[start Supplied data]
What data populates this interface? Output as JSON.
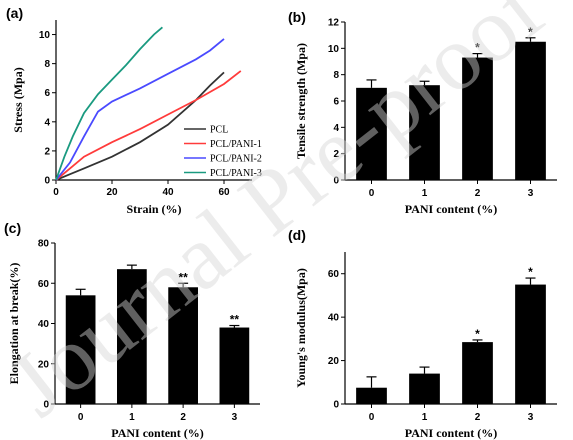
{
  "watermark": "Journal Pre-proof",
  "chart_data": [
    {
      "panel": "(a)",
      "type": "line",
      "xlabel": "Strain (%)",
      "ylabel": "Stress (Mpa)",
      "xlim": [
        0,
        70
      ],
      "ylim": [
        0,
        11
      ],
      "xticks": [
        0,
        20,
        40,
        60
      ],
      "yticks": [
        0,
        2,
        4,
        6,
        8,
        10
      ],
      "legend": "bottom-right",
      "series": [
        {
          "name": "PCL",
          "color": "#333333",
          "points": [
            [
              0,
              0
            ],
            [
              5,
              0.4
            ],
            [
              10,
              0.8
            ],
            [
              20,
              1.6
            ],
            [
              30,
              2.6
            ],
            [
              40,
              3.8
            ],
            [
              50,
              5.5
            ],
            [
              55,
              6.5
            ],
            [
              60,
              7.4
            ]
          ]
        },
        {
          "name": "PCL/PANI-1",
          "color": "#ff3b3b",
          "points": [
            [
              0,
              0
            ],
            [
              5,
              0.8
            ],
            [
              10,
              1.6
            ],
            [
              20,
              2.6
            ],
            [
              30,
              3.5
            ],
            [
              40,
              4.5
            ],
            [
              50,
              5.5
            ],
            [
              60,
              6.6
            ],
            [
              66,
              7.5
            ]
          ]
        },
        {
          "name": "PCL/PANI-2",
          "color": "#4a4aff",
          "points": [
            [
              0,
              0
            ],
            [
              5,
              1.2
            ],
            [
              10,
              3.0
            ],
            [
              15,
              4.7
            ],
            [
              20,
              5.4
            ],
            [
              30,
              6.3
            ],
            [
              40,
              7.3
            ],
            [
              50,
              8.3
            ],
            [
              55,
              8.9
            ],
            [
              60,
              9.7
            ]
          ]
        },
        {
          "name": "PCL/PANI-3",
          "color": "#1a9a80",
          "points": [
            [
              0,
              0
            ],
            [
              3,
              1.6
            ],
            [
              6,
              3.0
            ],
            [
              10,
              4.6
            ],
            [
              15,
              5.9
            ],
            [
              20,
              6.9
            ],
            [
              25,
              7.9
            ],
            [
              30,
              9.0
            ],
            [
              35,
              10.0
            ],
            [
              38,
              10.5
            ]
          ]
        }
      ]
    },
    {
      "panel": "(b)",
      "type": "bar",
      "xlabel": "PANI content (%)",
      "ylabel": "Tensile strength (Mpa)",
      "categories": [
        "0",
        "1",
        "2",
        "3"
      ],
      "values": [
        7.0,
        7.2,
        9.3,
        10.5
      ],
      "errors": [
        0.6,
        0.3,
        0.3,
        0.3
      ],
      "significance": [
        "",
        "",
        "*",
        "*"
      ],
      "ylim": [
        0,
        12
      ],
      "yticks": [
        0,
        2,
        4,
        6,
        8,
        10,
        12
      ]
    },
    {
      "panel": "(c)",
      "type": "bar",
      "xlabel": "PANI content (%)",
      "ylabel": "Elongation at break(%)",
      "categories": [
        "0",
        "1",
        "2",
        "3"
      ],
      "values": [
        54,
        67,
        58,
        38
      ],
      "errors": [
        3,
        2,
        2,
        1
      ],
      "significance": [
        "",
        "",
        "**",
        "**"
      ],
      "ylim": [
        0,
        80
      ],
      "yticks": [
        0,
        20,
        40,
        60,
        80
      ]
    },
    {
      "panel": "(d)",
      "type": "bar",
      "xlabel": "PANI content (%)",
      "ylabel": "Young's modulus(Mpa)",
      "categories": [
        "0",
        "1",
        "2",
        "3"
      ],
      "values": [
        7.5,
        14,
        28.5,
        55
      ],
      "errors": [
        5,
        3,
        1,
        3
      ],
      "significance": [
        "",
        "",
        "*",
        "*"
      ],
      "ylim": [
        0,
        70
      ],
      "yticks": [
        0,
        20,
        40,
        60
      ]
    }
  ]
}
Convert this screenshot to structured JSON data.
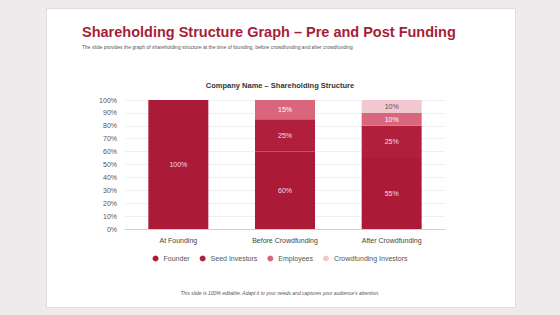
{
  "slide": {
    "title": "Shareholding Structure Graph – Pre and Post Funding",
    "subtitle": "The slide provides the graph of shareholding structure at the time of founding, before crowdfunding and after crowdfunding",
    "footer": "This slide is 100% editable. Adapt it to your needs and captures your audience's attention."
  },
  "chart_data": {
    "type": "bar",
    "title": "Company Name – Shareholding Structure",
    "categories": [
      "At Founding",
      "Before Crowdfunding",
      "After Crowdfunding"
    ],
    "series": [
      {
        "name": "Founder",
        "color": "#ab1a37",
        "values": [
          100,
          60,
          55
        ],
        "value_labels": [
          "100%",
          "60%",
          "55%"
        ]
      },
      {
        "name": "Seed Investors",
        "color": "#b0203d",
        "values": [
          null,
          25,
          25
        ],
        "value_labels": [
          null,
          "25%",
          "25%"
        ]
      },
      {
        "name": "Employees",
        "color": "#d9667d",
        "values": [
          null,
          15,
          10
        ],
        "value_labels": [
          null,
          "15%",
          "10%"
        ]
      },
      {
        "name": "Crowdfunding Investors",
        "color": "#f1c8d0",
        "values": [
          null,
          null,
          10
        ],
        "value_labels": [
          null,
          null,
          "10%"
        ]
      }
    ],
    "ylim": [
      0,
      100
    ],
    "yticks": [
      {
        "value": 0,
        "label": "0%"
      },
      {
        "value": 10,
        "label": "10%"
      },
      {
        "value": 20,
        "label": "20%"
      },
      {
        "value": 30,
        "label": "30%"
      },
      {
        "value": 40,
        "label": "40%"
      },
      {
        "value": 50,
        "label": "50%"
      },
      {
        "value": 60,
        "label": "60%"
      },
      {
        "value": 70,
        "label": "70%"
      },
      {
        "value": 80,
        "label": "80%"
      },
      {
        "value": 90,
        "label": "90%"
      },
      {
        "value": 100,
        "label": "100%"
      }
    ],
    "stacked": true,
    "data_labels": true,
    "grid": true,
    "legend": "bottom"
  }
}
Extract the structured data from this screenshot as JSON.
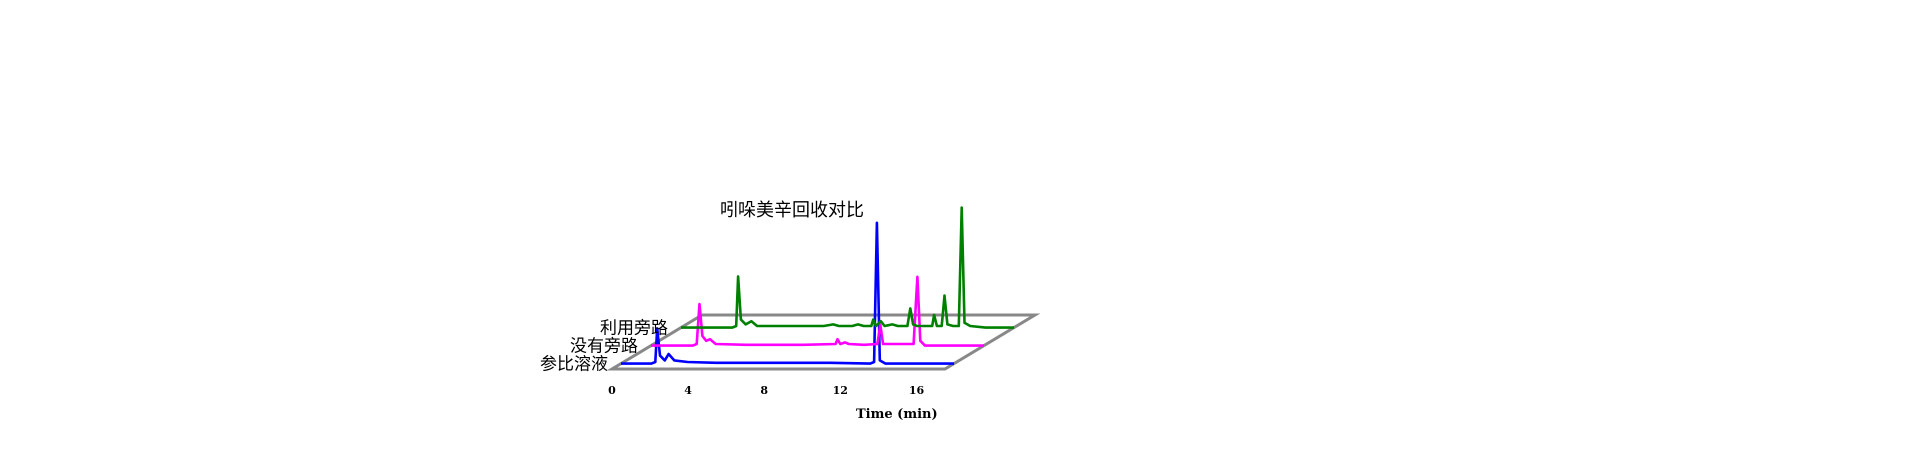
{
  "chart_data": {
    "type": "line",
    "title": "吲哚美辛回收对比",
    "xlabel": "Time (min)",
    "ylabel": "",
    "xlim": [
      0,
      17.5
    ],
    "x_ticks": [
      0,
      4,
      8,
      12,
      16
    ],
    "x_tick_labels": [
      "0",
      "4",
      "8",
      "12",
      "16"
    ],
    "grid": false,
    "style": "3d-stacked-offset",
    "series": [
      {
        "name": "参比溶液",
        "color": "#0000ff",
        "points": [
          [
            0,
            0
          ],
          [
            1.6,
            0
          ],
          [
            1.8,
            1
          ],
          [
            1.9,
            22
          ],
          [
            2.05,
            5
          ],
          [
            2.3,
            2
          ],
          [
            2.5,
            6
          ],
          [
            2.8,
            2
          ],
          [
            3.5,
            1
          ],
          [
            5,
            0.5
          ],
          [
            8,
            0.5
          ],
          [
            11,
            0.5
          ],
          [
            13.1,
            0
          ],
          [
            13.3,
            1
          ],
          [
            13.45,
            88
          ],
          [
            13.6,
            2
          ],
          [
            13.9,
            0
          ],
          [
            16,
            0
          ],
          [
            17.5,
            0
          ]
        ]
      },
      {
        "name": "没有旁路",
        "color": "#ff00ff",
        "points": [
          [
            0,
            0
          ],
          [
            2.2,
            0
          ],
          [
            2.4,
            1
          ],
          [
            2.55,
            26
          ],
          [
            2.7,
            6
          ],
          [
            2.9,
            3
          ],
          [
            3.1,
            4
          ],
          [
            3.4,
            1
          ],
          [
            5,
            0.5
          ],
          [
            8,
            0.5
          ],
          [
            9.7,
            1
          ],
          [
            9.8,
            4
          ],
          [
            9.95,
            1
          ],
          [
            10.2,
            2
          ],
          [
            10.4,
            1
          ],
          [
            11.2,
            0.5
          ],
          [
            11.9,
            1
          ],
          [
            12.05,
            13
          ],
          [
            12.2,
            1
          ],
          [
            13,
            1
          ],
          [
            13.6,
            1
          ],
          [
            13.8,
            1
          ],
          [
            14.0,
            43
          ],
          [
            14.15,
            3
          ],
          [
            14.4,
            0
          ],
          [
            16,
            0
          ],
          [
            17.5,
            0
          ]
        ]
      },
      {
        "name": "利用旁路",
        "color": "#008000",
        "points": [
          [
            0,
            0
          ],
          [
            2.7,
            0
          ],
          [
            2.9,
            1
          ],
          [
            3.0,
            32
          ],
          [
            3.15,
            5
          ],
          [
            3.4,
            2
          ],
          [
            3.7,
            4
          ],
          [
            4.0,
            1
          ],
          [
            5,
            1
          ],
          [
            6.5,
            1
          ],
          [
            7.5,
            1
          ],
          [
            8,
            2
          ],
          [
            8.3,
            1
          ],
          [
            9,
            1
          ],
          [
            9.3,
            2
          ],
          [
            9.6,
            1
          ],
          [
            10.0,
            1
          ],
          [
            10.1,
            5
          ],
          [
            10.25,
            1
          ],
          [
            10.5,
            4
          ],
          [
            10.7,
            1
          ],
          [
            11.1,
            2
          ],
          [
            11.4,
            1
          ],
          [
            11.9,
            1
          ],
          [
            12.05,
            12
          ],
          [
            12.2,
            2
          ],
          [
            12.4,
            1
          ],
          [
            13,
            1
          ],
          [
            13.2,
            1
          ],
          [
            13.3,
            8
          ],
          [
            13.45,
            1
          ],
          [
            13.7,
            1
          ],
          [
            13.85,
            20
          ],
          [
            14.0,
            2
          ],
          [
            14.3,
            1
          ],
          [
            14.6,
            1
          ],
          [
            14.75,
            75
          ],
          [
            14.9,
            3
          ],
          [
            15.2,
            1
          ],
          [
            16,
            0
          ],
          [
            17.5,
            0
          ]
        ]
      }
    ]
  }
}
[end Supplied data]
**Problem requirements**.
Look through the data above. Find each line with the string "structured" and copy it.

**Expected answer**.
Convert this screenshot to structured JSON data.
Extract the structured data from this screenshot as JSON.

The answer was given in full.